▶ **TASK PROMPT**: How many lines of these entries hold the string "阻流件为"? Reply with the number alone.

* begin *

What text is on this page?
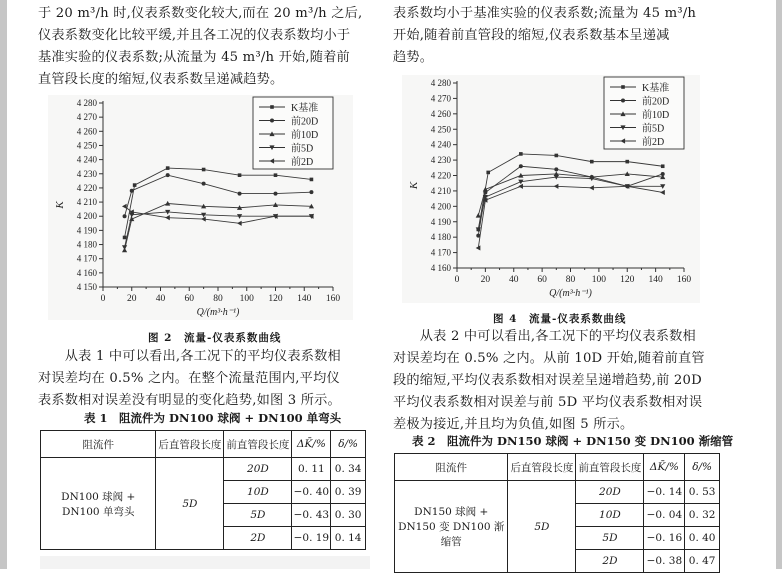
于 20 m³/h 时,仪表系数变化较大,而在 20 m³/h 之后,
仪表系数变化比较平缓,并且各工况的仪表系数均小于
基准实验的仪表系数;从流量为 45 m³/h 开始,随着前
直管段长度的缩短,仪表系数呈递减趋势。
4 150
4 160
4 170
4 180
4 190
4 200
4 210
4 220
4 230
4 240
4 250
4 260
4 270
4 280
0 20 40 60 80 100 120 140 160
Q/(m³·h⁻¹)
K
K基准
前20D
前10D
前5D
前2D
图 2　流量-仪表系数曲线
　　从表 1 中可以看出,各工况下的平均仪表系数相
对误差均在 0.5% 之内。在整个流量范围内,平均仪
表系数相对误差没有明显的变化趋势,如图 3 所示。
表 1　阻流件为 DN100 球阀 + DN100 单弯头
阻流件	后直管段长度	前直管段长度	ΔK̄/%	δ/%
DN100 球阀 +
DN100 单弯头	5D	20D	0. 11	0. 34
		10D	−0. 40	0. 39
		5D	−0. 43	0. 30
		2D	−0. 19	0. 14
表系数均小于基准实验的仪表系数;流量为 45 m³/h
开始,随着前直管段的缩短,仪表系数基本呈递减
趋势。
4 160
4 170
4 180
4 190
4 200
4 210
4 220
4 230
4 240
4 250
4 260
4 270
4 280
0 20 40 60 80 100 120 140 160
Q/(m³·h⁻¹)
K
K基准
前20D
前10D
前5D
前2D
图 4　流量-仪表系数曲线
　　从表 2 中可以看出,各工况下的平均仪表系数相
对误差均在 0.5% 之内。从前 10D 开始,随着前直管
段的缩短,平均仪表系数相对误差呈递增趋势,前 20D
平均仪表系数相对误差与前 5D 平均仪表系数相对误
差极为接近,并且均为负值,如图 5 所示。
表 2　阻流件为 DN150 球阀 + DN150 变 DN100 渐缩管
阻流件	后直管段长度	前直管段长度	ΔK̄/%	δ/%
DN150 球阀 +
DN150 变 DN100 渐缩管	5D	20D	−0. 14	0. 53
		10D	−0. 04	0. 32
		5D	−0. 16	0. 40
		2D	−0. 38	0. 47
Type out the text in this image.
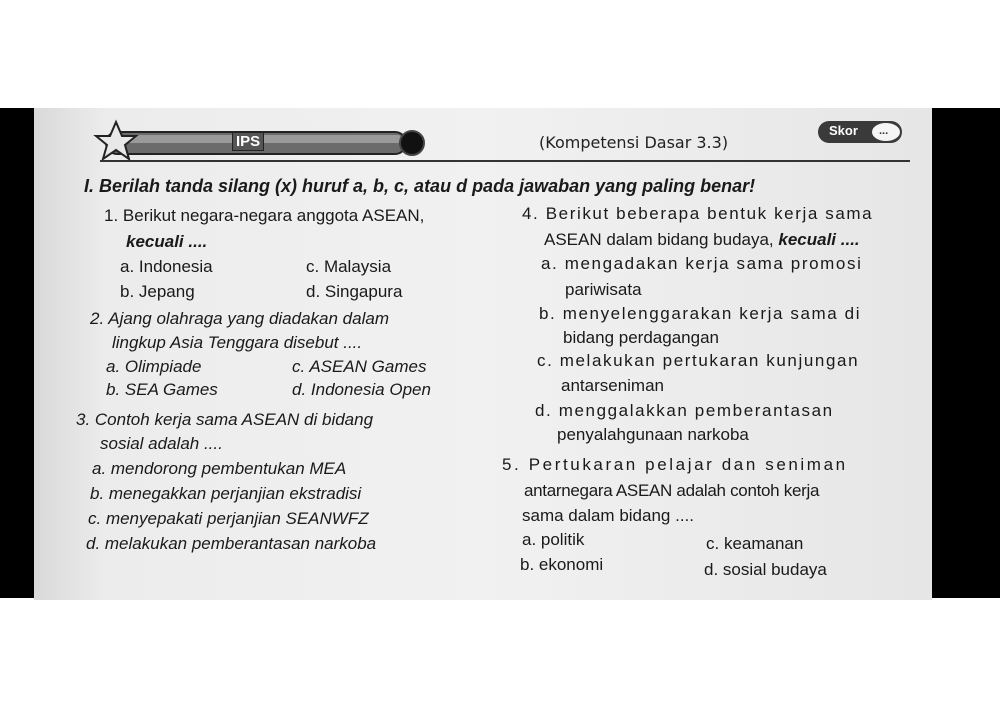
IPS	(Kompetensi Dasar 3.3)
Skor ...
I. Berilah tanda silang (x) huruf a, b, c, atau d pada jawaban yang paling benar!
1. Berikut negara-negara anggota ASEAN,
kecuali ....
a. Indonesia	c. Malaysia
b. Jepang	d. Singapura
2. Ajang olahraga yang diadakan dalam
lingkup Asia Tenggara disebut ....
a. Olimpiade	c. ASEAN Games
b. SEA Games	d. Indonesia Open
3. Contoh kerja sama ASEAN di bidang
sosial adalah ....
a. mendorong pembentukan MEA
b. menegakkan perjanjian ekstradisi
c. menyepakati perjanjian SEANWFZ
d. melakukan pemberantasan narkoba
4. Berikut beberapa bentuk kerja sama
ASEAN dalam bidang budaya, kecuali ....
a. mengadakan kerja sama promosi
pariwisata
b. menyelenggarakan kerja sama di
bidang perdagangan
c. melakukan pertukaran kunjungan
antarseniman
d. menggalakkan pemberantasan
penyalahgunaan narkoba
5. Pertukaran pelajar dan seniman
antarnegara ASEAN adalah contoh kerja
sama dalam bidang ....
a. politik	c. keamanan
b. ekonomi	d. sosial budaya
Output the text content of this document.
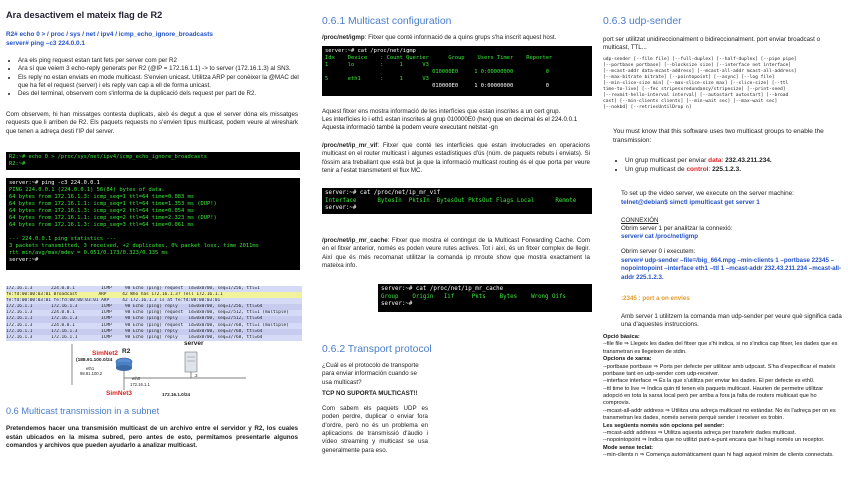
Ara desactivem el mateix flag de R2
R2# echo 0 > / proc / sys / net / ipv4 / icmp_echo_ignore_broadcasts
server# ping –c3 224.0.0.1
• Ara els ping request estan tant fets per server com per R2
• Ara sí que veiem 3 echo-reply generats per R2 (@IP = 172.16.1.1) -> to server (172.16.1.3) al SN3.
• Els reply no estan enviats en mode multicast. S'envien unicast. Utilitza ARP per conèixer la @MAC del que ha fet el request (server) i els reply van cap a ell de forma unicast.
• Des del terminal, observem com s'informa de la duplicació dels request per part de R2.

Com observem, hi han missatges contesta duplicats, això és degut a que el server dóna els missatges requests que li arriben de R2. Els paquets requests no s'envien tipus multicast, podem veure al wireshark que tenen a adreça desti l'IP del server.

R2:~# echo 0 > /proc/sys/net/ipv4/icmp_echo_ignore_broadcasts
R2:~#
server:~# ping -c3 224.0.0.1
PING 224.0.0.1 (224.0.0.1) 56(84) bytes of data.
64 bytes from 172.16.1.3: icmp_seq=1 ttl=64 time=0.083 ms
64 bytes from 172.16.1.1: icmp_seq=1 ttl=64 time=1.353 ms (DUP!)
64 bytes from 172.16.1.3: icmp_seq=2 ttl=64 time=0.054 ms
64 bytes from 172.16.1.1: icmp_seq=2 ttl=64 time=2.323 ms (DUP!)
64 bytes from 172.16.1.3: icmp_seq=3 ttl=64 time=0.061 ms

--- 224.0.0.1 ping statistics ---
3 packets transmitted, 3 received, +2 duplicates, 0% packet loss, time 2011ms
rtt min/avg/max/mdev = 0.051/0.173/0.323/0.135 ms
server:~#
172.16.1.3       224.0.0.1          ICMP     98 Echo (ping) request  id=0x0700, seq=1/256, ttl=1
fe:fd:00:00:03:01 Broadcast        ARP      42 Who has 172.16.1.3? Tell 172.16.1.1
fe:fd:00:00:03:01 fe:fd:00:00:03:01 ARP     42 172.16.1.3 is at fe:fd:00:00:03:01
172.16.1.1       172.16.1.3         ICMP     98 Echo (ping) reply    id=0x0700, seq=1/256, ttl=64
172.16.1.3       224.0.0.1          ICMP     98 Echo (ping) request  id=0x0700, seq=2/512, ttl=1 (multiple)
172.16.1.1       172.16.1.3         ICMP     98 Echo (ping) reply    id=0x0700, seq=2/512, ttl=64
172.16.1.3       224.0.0.1          ICMP     98 Echo (ping) request  id=0x0700, seq=3/768, ttl=1 (multiple)
172.16.1.1       172.16.1.3         ICMP     98 Echo (ping) reply    id=0x0700, seq=3/768, ttl=64
172.16.1.3       172.16.1.1         ICMP     98 Echo (ping) reply    id=0x0700, seq=3/768, ttl=64
SimNet2 R2
server
(188.91.100.0/24
eth1
98.81.100.2
eth0
172.16.1.1
.3
SimNet3	172.16.1.0/24
0.6 Multicast transmission in a subnet

Pretendemos hacer una transmisión multicast de un archivo entre el servidor y R2, los cuales están ubicados en la misma subred, pero antes de esto, permitamos presentarle algunos comandos y archivos que pueden ayudarlo a analizar multicast.

0.6.1 Multicast configuration

/proc/net/igmp: Fitxer que conté informació de a quins grups s'ha inscrit aquest host.

server:~# cat /proc/net/igmp
Idx    Device    : Count Querier      Group    Users Timer    Reporter
1      lo        :     1      V3
010000E0     1 0:00000000          0
5      eth1      :     1      V3
010000E0     1 0:00000000          0

Aquest fitxer ens mostra informació de les interfícies que estan inscrites a un cert grup.

Les interfícies lo i eth1 estan inscrites al grup 010000E0 (hex) que en decimal és el 224.0.0.1 Aquesta informació també la podem veure executant netstat -gn

/proc/net/ip_mr_vif: Fitxer que conté les interfícies que estan involucrades en operacions multicast en el router multicast i algunes estadístiques d'ús (núm. de paquets rebuts i enviats). Si fòssim ara treballant que està but ja que la informació multicast routing és el que porta per veure tenir a l'estat transmetent el flux MC.

server:~# cat /proc/net/ip_mr_vif
Interface      BytesIn  PktsIn  BytesOut PktsOut Flags Local      Remote
server:~#

/proc/net/ip_mr_cache: Fitxer que mostra el contingut de la Multicast Forwarding Cache. Com en el fitxer anterior, només es poden veure rutes actives. Tot i així, és un fitxer complex de llegir. Així que és més recomanat utilitzar la comanda ip mroute show que mostra exactament la mateixa info.

server:~# cat /proc/net/ip_mr_cache
Group    Origin   Iif     Pkts    Bytes    Wrong Oifs
server:~#
0.6.2 Transport protocol

¿Cuál es el protocolo de transporte para enviar información cuando se usa multicast?

TCP NO SUPORTA MULTICAST!!

Com sabem els paquets UDP es poden perdre, duplicar o enviar fora d'ordre, però no és un problema en aplicacions de transmissió d'àudio i vídeo streaming y multicast se usa generalmente para eso.

0.6.3 udp-sender

port ser utilitzat unidireccionalment o bidireccionalment. port enviar broadcast o multicast, TTL...

udp-sender [--file file] [--full-duplex] [--half-duplex] [--pipe pipe]
[--portbase portbase] [--blocksize size] [--interface net interface]
[--mcast-addr data-mcast-address] [--mcast-all-addr mcast-all-address]
[--max-bitrate bitrate] [--pointopoint] [--async] [--log file]
[--min-slice-size min] [--max-slice-size max] [--slice-size] [--ttl
time-to-live] [--fec stripesxredundancy/stripesize] [--print-seed]
[--rexmit-hello-interval interval] [--autostart autostart] [--broad
cast] [--min-clients clients] [--min-wait sec] [--max-wait sec]
[--nokbd] [--retriesUntilDrop n]

You must know that this software uses two multicast groups to enable the transmission:

• Un grup multicast per enviar data: 232.43.211.234.
• Un grup multicast de control: 225.1.2.3.

To set up the video server, we execute on the server machine:

telnet@debian$ simctl ipmulticast get server 1

CONNEXIÓN

Obrim server 1 per analitzar la connexió:

server# cat /proc/net/igmp

Obrim server 0 i executem:

server# udp-sender –file=/big_664.mpg –min-clients 1 –portbase 22345 –nopointopoint –interface eth1 –ttl 1 –mcast-addr 232.43.211.234 –mcast-all-addr 225.1.2.3.

:2345 : port a on envies

Amb server 1 utilitzem la comanda man udp-sender per veure què significa cada una d'aquestes instruccions.

Opció bàsica:
--file file ⇒ Llegeix les dades del fitxer que s'hi indica, si no s'indica cap fitxer, les dades que es transmetran es llegeixen de stdin.
Opcions de xarxa:
--portbase portbase ⇒ Ports per defecte per utilitzar amb udpcast. S'ha d'especificar el mateix portbase tant en udp-sender com udp-receiver.
--interface interface ⇒ És la que s'utilitza per enviar les dades. El per defecte es eth0.
--ttl time to live ⇒ Indica quin ttl tenen els paquets multicast. Haurien de permetre utilitzar adopció en tota la xarxa local però per arriba a fora ja falta de routers multicast que ho comprovis.
--mcast-all-addr address ⇒ Utilitza una adreça multicast no estàndar. No és l'adreça per on es transmetran les dades, només serveix perquè sender i receiver es trobin.
Les següents només són opcions pel sender:
--mcast-addr address ⇒ Utilitza aquesta adreça per transferir dades multicast.
--nopointopoint ⇒ Indica que no utilitzi punt-a-punt encara que hi hagi només un receptor.
Mode sense teclat:
--min-clients n ⇒ Comença automàticament quan hi hagi aquest mínim de clients connectats.
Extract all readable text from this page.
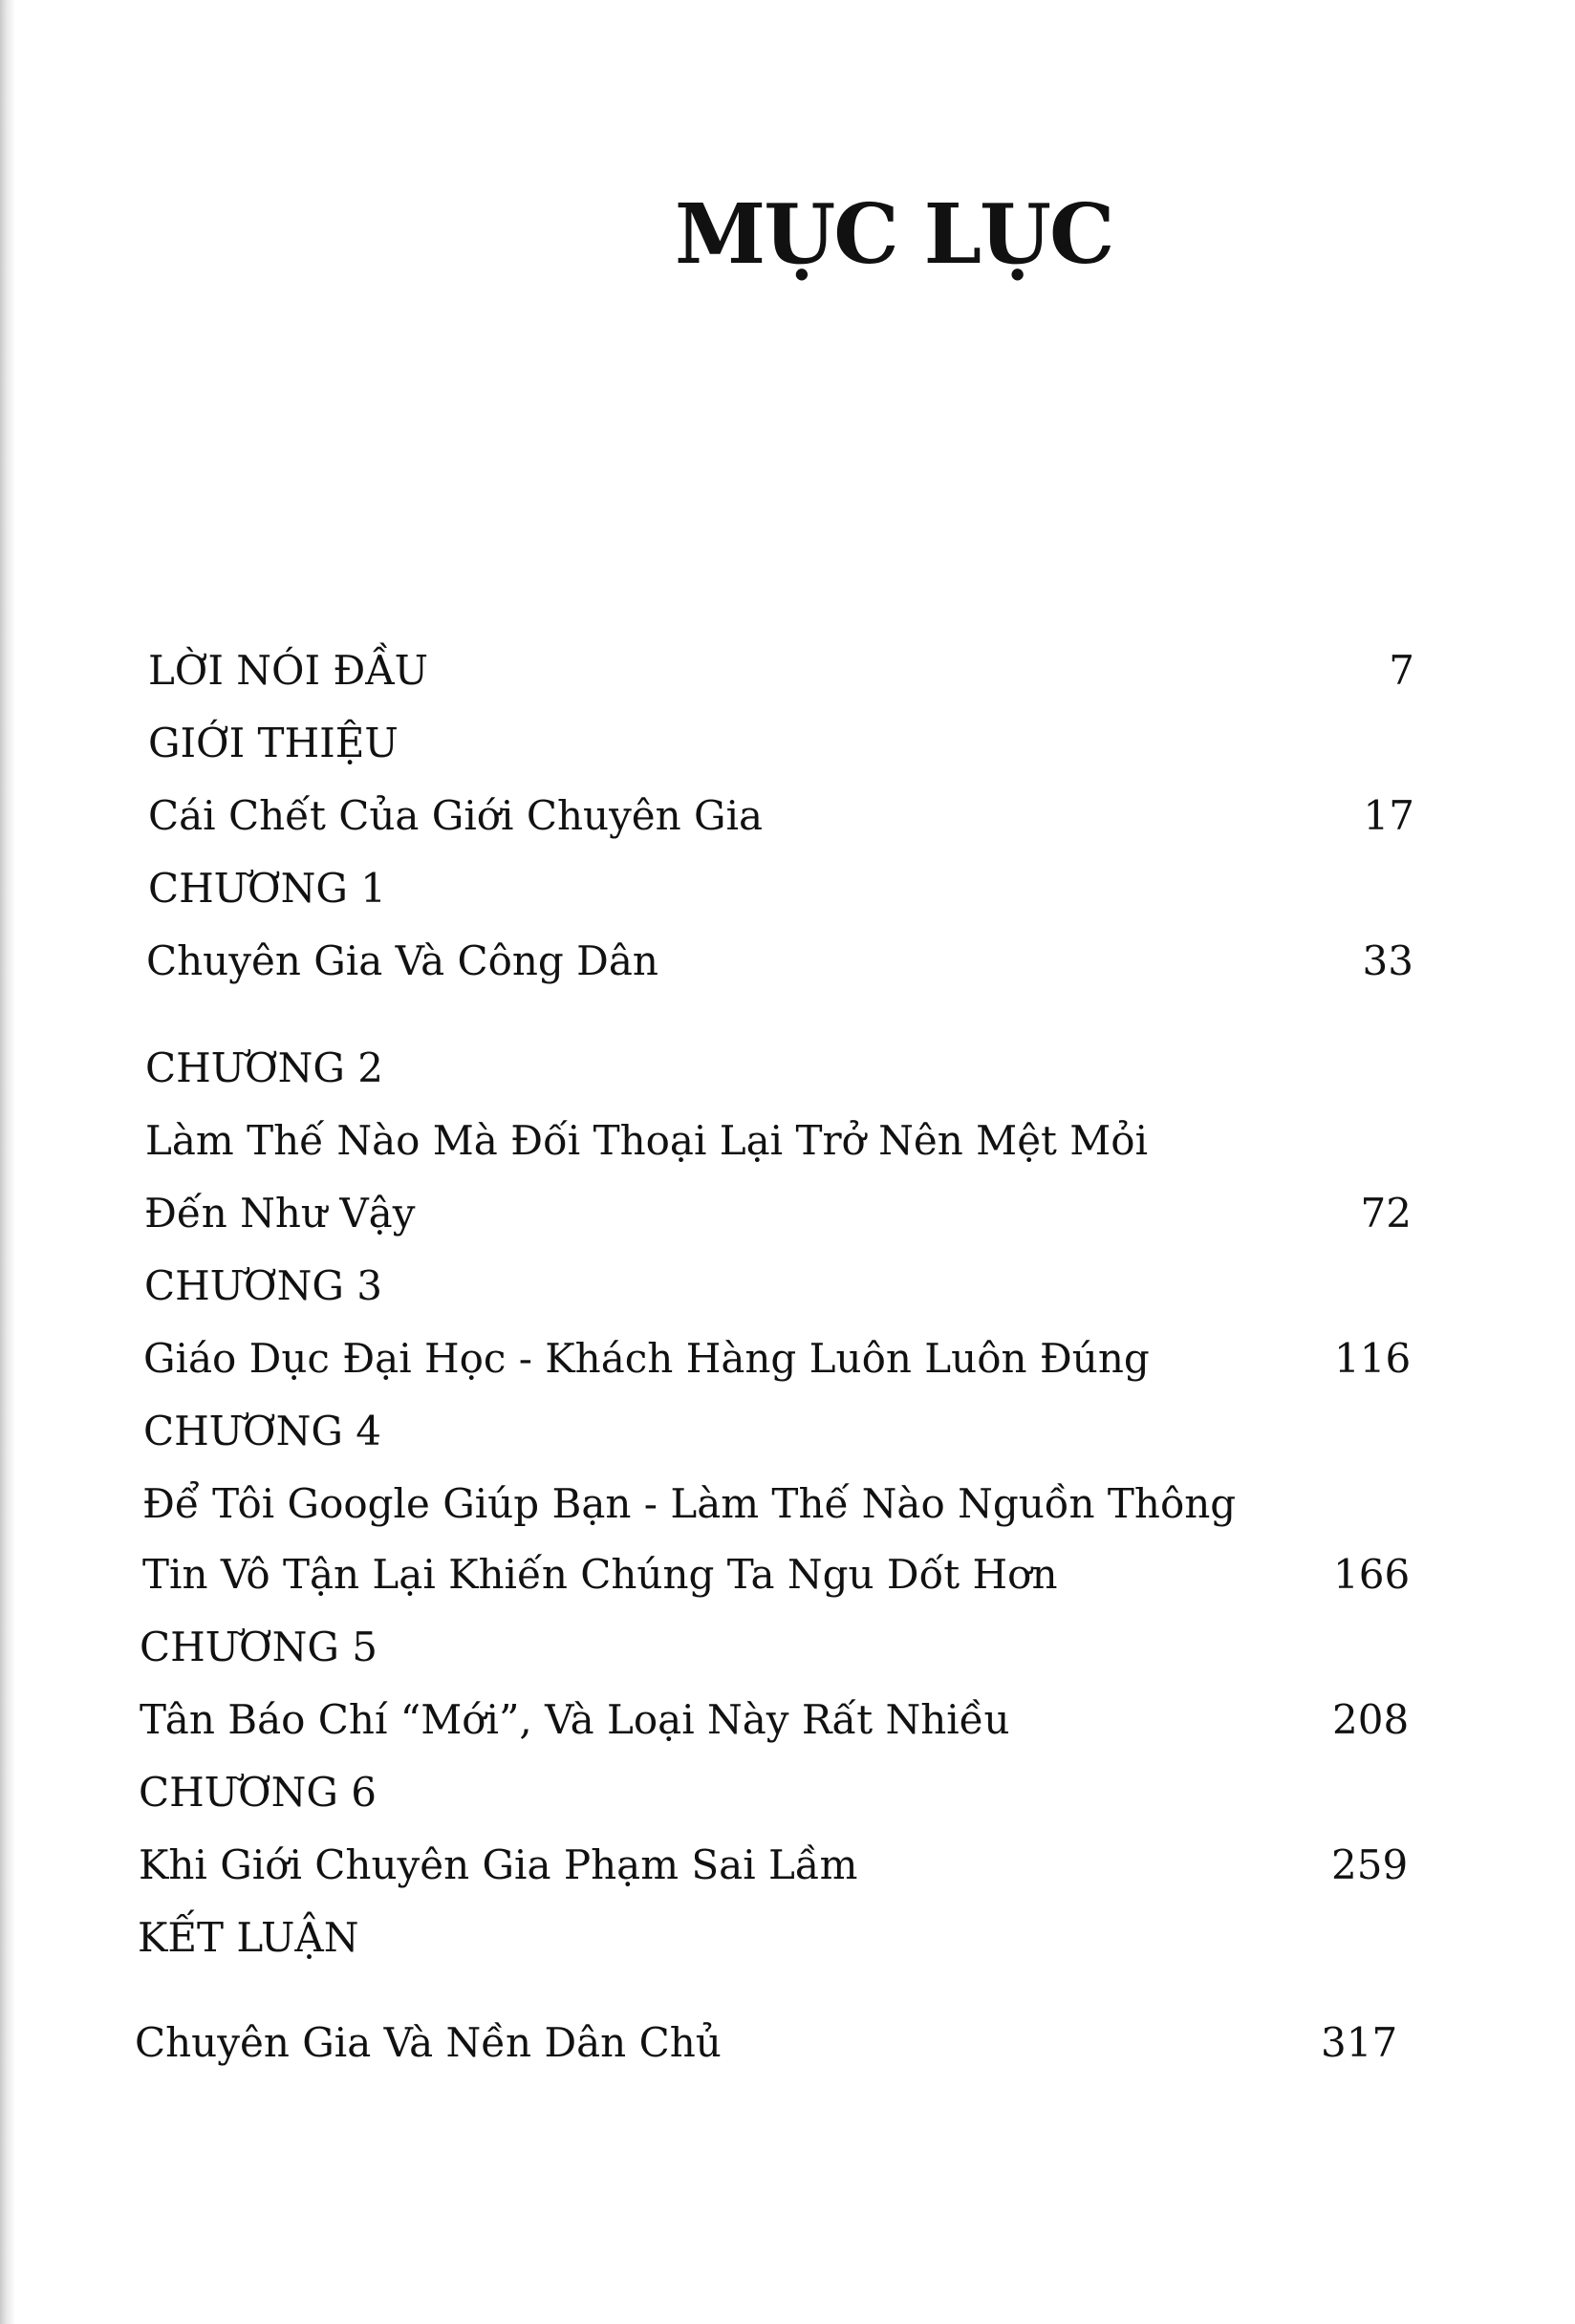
MỤC LỤC
LỜI NÓI ĐẦU	7
GIỚI THIỆU
Cái Chết Của Giới Chuyên Gia	17
CHƯƠNG 1
Chuyên Gia Và Công Dân	33
CHƯƠNG 2
Làm Thế Nào Mà Đối Thoại Lại Trở Nên Mệt Mỏi
Đến Như Vậy	72
CHƯƠNG 3
Giáo Dục Đại Học - Khách Hàng Luôn Luôn Đúng	116
CHƯƠNG 4
Để Tôi Google Giúp Bạn - Làm Thế Nào Nguồn Thông
Tin Vô Tận Lại Khiến Chúng Ta Ngu Dốt Hơn	166
CHƯƠNG 5
Tân Báo Chí “Mới”, Và Loại Này Rất Nhiều	208
CHƯƠNG 6
Khi Giới Chuyên Gia Phạm Sai Lầm	259
KẾT LUẬN
Chuyên Gia Và Nền Dân Chủ	317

* end *

▶ **EXERCISE ANSWER**: 2